_Prompt_
Copy every line of the records below word for word, leaving out the pictures.
----
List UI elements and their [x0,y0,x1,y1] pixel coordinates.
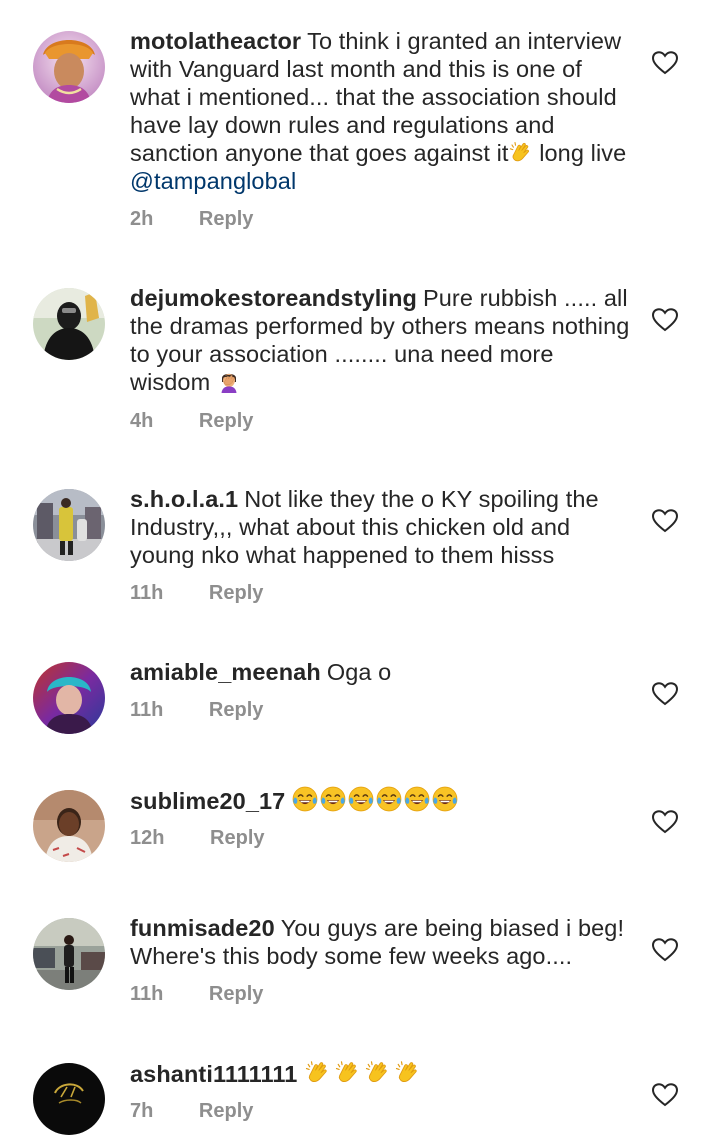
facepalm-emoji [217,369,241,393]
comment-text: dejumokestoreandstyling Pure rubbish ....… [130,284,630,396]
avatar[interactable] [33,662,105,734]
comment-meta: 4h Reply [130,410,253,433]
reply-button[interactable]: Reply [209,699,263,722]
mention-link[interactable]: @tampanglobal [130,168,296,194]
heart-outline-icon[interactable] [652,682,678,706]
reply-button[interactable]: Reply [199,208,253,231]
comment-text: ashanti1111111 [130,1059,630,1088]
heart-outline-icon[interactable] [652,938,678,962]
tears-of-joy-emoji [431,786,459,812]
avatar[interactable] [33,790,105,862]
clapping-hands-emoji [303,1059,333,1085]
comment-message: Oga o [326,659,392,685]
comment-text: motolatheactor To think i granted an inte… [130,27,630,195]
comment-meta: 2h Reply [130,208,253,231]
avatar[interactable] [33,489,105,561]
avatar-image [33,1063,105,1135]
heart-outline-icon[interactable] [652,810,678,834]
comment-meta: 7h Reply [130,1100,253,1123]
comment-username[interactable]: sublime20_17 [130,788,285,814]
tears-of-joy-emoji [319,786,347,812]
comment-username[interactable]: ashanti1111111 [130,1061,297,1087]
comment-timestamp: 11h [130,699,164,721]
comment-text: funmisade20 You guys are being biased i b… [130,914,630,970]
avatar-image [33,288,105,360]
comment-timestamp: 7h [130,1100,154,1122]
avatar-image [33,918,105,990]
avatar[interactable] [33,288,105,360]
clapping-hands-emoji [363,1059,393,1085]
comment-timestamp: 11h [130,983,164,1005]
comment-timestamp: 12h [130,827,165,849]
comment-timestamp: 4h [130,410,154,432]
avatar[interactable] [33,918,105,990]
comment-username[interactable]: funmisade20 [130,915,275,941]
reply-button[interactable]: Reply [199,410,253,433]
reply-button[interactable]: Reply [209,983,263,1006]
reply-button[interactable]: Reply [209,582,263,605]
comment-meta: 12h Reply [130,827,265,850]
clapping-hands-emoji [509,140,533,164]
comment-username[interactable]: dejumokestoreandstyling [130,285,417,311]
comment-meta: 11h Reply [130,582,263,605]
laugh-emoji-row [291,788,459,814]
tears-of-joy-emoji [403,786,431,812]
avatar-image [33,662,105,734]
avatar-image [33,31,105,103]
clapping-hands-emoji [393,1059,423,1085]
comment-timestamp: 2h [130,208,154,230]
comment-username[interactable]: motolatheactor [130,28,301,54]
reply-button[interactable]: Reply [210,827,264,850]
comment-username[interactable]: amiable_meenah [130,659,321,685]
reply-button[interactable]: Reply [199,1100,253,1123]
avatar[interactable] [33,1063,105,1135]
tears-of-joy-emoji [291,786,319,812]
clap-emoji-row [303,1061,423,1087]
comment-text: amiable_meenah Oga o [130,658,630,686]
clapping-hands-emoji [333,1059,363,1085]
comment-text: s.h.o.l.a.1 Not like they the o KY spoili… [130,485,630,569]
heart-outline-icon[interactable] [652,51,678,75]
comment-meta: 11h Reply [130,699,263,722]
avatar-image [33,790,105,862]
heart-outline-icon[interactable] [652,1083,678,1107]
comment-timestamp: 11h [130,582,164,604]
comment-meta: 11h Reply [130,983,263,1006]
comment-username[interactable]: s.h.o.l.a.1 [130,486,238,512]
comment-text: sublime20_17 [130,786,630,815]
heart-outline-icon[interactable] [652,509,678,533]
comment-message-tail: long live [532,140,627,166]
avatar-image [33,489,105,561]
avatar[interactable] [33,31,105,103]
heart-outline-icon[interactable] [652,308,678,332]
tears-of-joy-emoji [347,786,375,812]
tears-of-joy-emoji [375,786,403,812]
----
_The completed task_
List UI elements and their [x0,y0,x1,y1] pixel coordinates.
facepalm-emoji [217,369,241,393]
comment-text: dejumokestoreandstyling Pure rubbish ....… [130,284,630,396]
avatar[interactable] [33,662,105,734]
comment-meta: 4h Reply [130,410,253,433]
reply-button[interactable]: Reply [209,699,263,722]
mention-link[interactable]: @tampanglobal [130,168,296,194]
heart-outline-icon[interactable] [652,682,678,706]
reply-button[interactable]: Reply [199,208,253,231]
comment-text: ashanti1111111 [130,1059,630,1088]
heart-outline-icon[interactable] [652,938,678,962]
tears-of-joy-emoji [431,786,459,812]
avatar[interactable] [33,790,105,862]
clapping-hands-emoji [303,1059,333,1085]
comment-message: Oga o [326,659,392,685]
comment-text: motolatheactor To think i granted an inte… [130,27,630,195]
comment-meta: 2h Reply [130,208,253,231]
avatar[interactable] [33,489,105,561]
avatar-image [33,1063,105,1135]
heart-outline-icon[interactable] [652,810,678,834]
comment-meta: 7h Reply [130,1100,253,1123]
comment-username[interactable]: sublime20_17 [130,788,285,814]
tears-of-joy-emoji [319,786,347,812]
comment-username[interactable]: ashanti1111111 [130,1061,297,1087]
comment-timestamp: 11h [130,699,164,721]
comment-text: funmisade20 You guys are being biased i b… [130,914,630,970]
avatar-image [33,288,105,360]
comment-timestamp: 7h [130,1100,154,1122]
avatar-image [33,918,105,990]
avatar[interactable] [33,288,105,360]
clapping-hands-emoji [363,1059,393,1085]
comment-timestamp: 11h [130,983,164,1005]
comment-timestamp: 12h [130,827,165,849]
comment-timestamp: 4h [130,410,154,432]
avatar[interactable] [33,918,105,990]
comment-username[interactable]: funmisade20 [130,915,275,941]
reply-button[interactable]: Reply [199,410,253,433]
reply-button[interactable]: Reply [209,983,263,1006]
reply-button[interactable]: Reply [209,582,263,605]
comment-meta: 12h Reply [130,827,265,850]
clapping-hands-emoji [509,140,533,164]
comment-username[interactable]: dejumokestoreandstyling [130,285,417,311]
comment-meta: 11h Reply [130,582,263,605]
laugh-emoji-row [291,788,459,814]
tears-of-joy-emoji [403,786,431,812]
avatar-image [33,662,105,734]
avatar-image [33,31,105,103]
clapping-hands-emoji [393,1059,423,1085]
comment-timestamp: 2h [130,208,154,230]
comment-username[interactable]: motolatheactor [130,28,301,54]
reply-button[interactable]: Reply [210,827,264,850]
comment-username[interactable]: amiable_meenah [130,659,321,685]
reply-button[interactable]: Reply [199,1100,253,1123]
avatar[interactable] [33,1063,105,1135]
tears-of-joy-emoji [291,786,319,812]
clap-emoji-row [303,1061,423,1087]
comment-text: amiable_meenah Oga o [130,658,630,686]
clapping-hands-emoji [333,1059,363,1085]
comment-text: s.h.o.l.a.1 Not like they the o KY spoili… [130,485,630,569]
heart-outline-icon[interactable] [652,51,678,75]
comment-meta: 11h Reply [130,699,263,722]
avatar-image [33,790,105,862]
heart-outline-icon[interactable] [652,1083,678,1107]
comment-timestamp: 11h [130,582,164,604]
comment-meta: 11h Reply [130,983,263,1006]
comment-username[interactable]: s.h.o.l.a.1 [130,486,238,512]
comment-text: sublime20_17 [130,786,630,815]
heart-outline-icon[interactable] [652,509,678,533]
comment-message-tail: long live [532,140,627,166]
avatar-image [33,489,105,561]
avatar[interactable] [33,31,105,103]
heart-outline-icon[interactable] [652,308,678,332]
tears-of-joy-emoji [347,786,375,812]
tears-of-joy-emoji [375,786,403,812]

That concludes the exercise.